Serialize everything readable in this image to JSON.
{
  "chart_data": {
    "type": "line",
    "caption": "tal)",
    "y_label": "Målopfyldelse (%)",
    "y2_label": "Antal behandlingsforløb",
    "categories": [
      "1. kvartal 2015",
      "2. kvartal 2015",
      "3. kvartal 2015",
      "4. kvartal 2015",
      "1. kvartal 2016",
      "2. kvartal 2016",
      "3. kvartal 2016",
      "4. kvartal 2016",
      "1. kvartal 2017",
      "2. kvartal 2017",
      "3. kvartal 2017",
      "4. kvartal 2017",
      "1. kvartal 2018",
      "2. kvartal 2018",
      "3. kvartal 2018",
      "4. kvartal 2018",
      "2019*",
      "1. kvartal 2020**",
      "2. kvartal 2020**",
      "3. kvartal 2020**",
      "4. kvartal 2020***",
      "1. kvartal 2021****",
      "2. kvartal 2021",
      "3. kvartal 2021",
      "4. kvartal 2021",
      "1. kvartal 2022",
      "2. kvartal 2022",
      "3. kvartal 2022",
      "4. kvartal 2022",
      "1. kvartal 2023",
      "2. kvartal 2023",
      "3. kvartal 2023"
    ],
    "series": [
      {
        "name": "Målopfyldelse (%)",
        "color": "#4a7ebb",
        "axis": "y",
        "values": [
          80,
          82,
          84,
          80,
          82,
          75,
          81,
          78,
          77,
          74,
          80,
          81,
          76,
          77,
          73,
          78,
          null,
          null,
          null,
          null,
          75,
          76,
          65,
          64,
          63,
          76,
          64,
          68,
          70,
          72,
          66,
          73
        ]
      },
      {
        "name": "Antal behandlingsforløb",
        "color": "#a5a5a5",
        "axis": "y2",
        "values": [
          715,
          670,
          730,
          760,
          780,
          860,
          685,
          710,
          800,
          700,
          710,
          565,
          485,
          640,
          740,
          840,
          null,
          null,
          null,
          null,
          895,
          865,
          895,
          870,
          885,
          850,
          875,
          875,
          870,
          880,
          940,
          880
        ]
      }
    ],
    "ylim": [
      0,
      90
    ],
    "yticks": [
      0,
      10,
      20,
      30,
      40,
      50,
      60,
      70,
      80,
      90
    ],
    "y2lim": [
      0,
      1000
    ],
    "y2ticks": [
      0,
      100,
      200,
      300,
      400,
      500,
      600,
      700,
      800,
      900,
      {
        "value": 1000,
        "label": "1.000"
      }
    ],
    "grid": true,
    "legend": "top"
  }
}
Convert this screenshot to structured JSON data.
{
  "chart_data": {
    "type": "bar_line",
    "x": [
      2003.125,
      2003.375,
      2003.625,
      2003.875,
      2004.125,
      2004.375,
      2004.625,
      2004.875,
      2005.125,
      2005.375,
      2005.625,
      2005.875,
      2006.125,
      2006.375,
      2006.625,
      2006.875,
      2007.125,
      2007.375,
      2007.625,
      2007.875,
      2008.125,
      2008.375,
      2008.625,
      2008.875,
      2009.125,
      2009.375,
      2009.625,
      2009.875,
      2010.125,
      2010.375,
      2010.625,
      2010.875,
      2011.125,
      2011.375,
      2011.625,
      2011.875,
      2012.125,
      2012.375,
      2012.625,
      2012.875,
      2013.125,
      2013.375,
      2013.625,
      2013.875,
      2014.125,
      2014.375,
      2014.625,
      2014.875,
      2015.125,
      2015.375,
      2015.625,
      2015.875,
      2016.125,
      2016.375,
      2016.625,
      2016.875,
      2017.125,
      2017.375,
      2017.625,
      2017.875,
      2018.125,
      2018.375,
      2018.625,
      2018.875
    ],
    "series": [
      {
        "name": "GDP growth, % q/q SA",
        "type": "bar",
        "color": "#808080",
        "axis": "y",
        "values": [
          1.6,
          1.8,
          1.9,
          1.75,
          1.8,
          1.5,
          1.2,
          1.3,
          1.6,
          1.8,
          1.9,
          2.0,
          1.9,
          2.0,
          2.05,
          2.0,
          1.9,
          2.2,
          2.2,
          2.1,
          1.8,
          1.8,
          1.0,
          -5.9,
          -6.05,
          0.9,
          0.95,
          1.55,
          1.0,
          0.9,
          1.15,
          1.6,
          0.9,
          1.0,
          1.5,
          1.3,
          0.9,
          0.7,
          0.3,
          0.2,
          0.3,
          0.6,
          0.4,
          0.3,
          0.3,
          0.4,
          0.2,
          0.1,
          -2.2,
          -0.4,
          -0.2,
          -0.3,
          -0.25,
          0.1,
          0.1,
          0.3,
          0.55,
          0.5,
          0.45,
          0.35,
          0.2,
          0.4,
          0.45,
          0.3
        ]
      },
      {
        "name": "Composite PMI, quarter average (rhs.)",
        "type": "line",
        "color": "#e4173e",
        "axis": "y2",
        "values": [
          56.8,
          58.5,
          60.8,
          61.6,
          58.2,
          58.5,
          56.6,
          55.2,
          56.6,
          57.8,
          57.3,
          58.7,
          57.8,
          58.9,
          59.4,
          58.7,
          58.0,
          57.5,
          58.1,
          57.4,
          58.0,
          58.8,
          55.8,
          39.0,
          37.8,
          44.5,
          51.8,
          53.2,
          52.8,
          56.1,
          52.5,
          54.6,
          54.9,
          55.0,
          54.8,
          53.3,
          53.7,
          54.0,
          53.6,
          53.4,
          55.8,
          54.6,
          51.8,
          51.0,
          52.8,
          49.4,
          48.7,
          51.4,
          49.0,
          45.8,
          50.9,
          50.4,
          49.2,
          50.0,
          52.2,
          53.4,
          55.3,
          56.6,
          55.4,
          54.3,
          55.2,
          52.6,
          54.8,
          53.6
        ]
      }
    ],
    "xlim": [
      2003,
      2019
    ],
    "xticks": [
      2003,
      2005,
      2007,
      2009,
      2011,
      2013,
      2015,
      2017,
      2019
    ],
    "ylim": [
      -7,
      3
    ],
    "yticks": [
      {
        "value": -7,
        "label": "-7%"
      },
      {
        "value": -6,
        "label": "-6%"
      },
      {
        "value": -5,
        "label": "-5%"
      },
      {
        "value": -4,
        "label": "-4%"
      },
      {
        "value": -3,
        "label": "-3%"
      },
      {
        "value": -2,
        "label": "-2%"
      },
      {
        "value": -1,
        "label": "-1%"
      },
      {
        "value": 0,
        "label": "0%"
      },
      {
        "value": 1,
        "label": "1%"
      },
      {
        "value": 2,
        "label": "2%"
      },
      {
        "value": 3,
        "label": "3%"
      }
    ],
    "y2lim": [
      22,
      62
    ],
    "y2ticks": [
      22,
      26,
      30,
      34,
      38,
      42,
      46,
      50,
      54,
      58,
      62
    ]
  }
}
══════════
■ **Requirements**:
Reproduce all of the material above word for word.

■ **The response**:
Serialize everything readable in this image to JSON.
{
  "chart_data": {
    "type": "line",
    "caption": "tal)",
    "y_label": "Målopfyldelse (%)",
    "y2_label": "Antal behandlingsforløb",
    "categories": [
      "1. kvartal 2015",
      "2. kvartal 2015",
      "3. kvartal 2015",
      "4. kvartal 2015",
      "1. kvartal 2016",
      "2. kvartal 2016",
      "3. kvartal 2016",
      "4. kvartal 2016",
      "1. kvartal 2017",
      "2. kvartal 2017",
      "3. kvartal 2017",
      "4. kvartal 2017",
      "1. kvartal 2018",
      "2. kvartal 2018",
      "3. kvartal 2018",
      "4. kvartal 2018",
      "2019*",
      "1. kvartal 2020**",
      "2. kvartal 2020**",
      "3. kvartal 2020**",
      "4. kvartal 2020***",
      "1. kvartal 2021****",
      "2. kvartal 2021",
      "3. kvartal 2021",
      "4. kvartal 2021",
      "1. kvartal 2022",
      "2. kvartal 2022",
      "3. kvartal 2022",
      "4. kvartal 2022",
      "1. kvartal 2023",
      "2. kvartal 2023",
      "3. kvartal 2023"
    ],
    "series": [
      {
        "name": "Målopfyldelse (%)",
        "color": "#4a7ebb",
        "axis": "y",
        "values": [
          80,
          82,
          84,
          80,
          82,
          75,
          81,
          78,
          77,
          74,
          80,
          81,
          76,
          77,
          73,
          78,
          null,
          null,
          null,
          null,
          75,
          76,
          65,
          64,
          63,
          76,
          64,
          68,
          70,
          72,
          66,
          73
        ]
      },
      {
        "name": "Antal behandlingsforløb",
        "color": "#a5a5a5",
        "axis": "y2",
        "values": [
          715,
          670,
          730,
          760,
          780,
          860,
          685,
          710,
          800,
          700,
          710,
          565,
          485,
          640,
          740,
          840,
          null,
          null,
          null,
          null,
          895,
          865,
          895,
          870,
          885,
          850,
          875,
          875,
          870,
          880,
          940,
          880
        ]
      }
    ],
    "ylim": [
      0,
      90
    ],
    "yticks": [
      0,
      10,
      20,
      30,
      40,
      50,
      60,
      70,
      80,
      90
    ],
    "y2lim": [
      0,
      1000
    ],
    "y2ticks": [
      0,
      100,
      200,
      300,
      400,
      500,
      600,
      700,
      800,
      900,
      {
        "value": 1000,
        "label": "1.000"
      }
    ],
    "grid": true,
    "legend": "top"
  }
}
Convert this screenshot to structured JSON data.
{
  "chart_data": {
    "type": "bar_line",
    "x": [
      2003.125,
      2003.375,
      2003.625,
      2003.875,
      2004.125,
      2004.375,
      2004.625,
      2004.875,
      2005.125,
      2005.375,
      2005.625,
      2005.875,
      2006.125,
      2006.375,
      2006.625,
      2006.875,
      2007.125,
      2007.375,
      2007.625,
      2007.875,
      2008.125,
      2008.375,
      2008.625,
      2008.875,
      2009.125,
      2009.375,
      2009.625,
      2009.875,
      2010.125,
      2010.375,
      2010.625,
      2010.875,
      2011.125,
      2011.375,
      2011.625,
      2011.875,
      2012.125,
      2012.375,
      2012.625,
      2012.875,
      2013.125,
      2013.375,
      2013.625,
      2013.875,
      2014.125,
      2014.375,
      2014.625,
      2014.875,
      2015.125,
      2015.375,
      2015.625,
      2015.875,
      2016.125,
      2016.375,
      2016.625,
      2016.875,
      2017.125,
      2017.375,
      2017.625,
      2017.875,
      2018.125,
      2018.375,
      2018.625,
      2018.875
    ],
    "series": [
      {
        "name": "GDP growth, % q/q SA",
        "type": "bar",
        "color": "#808080",
        "axis": "y",
        "values": [
          1.6,
          1.8,
          1.9,
          1.75,
          1.8,
          1.5,
          1.2,
          1.3,
          1.6,
          1.8,
          1.9,
          2.0,
          1.9,
          2.0,
          2.05,
          2.0,
          1.9,
          2.2,
          2.2,
          2.1,
          1.8,
          1.8,
          1.0,
          -5.9,
          -6.05,
          0.9,
          0.95,
          1.55,
          1.0,
          0.9,
          1.15,
          1.6,
          0.9,
          1.0,
          1.5,
          1.3,
          0.9,
          0.7,
          0.3,
          0.2,
          0.3,
          0.6,
          0.4,
          0.3,
          0.3,
          0.4,
          0.2,
          0.1,
          -2.2,
          -0.4,
          -0.2,
          -0.3,
          -0.25,
          0.1,
          0.1,
          0.3,
          0.55,
          0.5,
          0.45,
          0.35,
          0.2,
          0.4,
          0.45,
          0.3
        ]
      },
      {
        "name": "Composite PMI, quarter average (rhs.)",
        "type": "line",
        "color": "#e4173e",
        "axis": "y2",
        "values": [
          56.8,
          58.5,
          60.8,
          61.6,
          58.2,
          58.5,
          56.6,
          55.2,
          56.6,
          57.8,
          57.3,
          58.7,
          57.8,
          58.9,
          59.4,
          58.7,
          58.0,
          57.5,
          58.1,
          57.4,
          58.0,
          58.8,
          55.8,
          39.0,
          37.8,
          44.5,
          51.8,
          53.2,
          52.8,
          56.1,
          52.5,
          54.6,
          54.9,
          55.0,
          54.8,
          53.3,
          53.7,
          54.0,
          53.6,
          53.4,
          55.8,
          54.6,
          51.8,
          51.0,
          52.8,
          49.4,
          48.7,
          51.4,
          49.0,
          45.8,
          50.9,
          50.4,
          49.2,
          50.0,
          52.2,
          53.4,
          55.3,
          56.6,
          55.4,
          54.3,
          55.2,
          52.6,
          54.8,
          53.6
        ]
      }
    ],
    "xlim": [
      2003,
      2019
    ],
    "xticks": [
      2003,
      2005,
      2007,
      2009,
      2011,
      2013,
      2015,
      2017,
      2019
    ],
    "ylim": [
      -7,
      3
    ],
    "yticks": [
      {
        "value": -7,
        "label": "-7%"
      },
      {
        "value": -6,
        "label": "-6%"
      },
      {
        "value": -5,
        "label": "-5%"
      },
      {
        "value": -4,
        "label": "-4%"
      },
      {
        "value": -3,
        "label": "-3%"
      },
      {
        "value": -2,
        "label": "-2%"
      },
      {
        "value": -1,
        "label": "-1%"
      },
      {
        "value": 0,
        "label": "0%"
      },
      {
        "value": 1,
        "label": "1%"
      },
      {
        "value": 2,
        "label": "2%"
      },
      {
        "value": 3,
        "label": "3%"
      }
    ],
    "y2lim": [
      22,
      62
    ],
    "y2ticks": [
      22,
      26,
      30,
      34,
      38,
      42,
      46,
      50,
      54,
      58,
      62
    ]
  }
}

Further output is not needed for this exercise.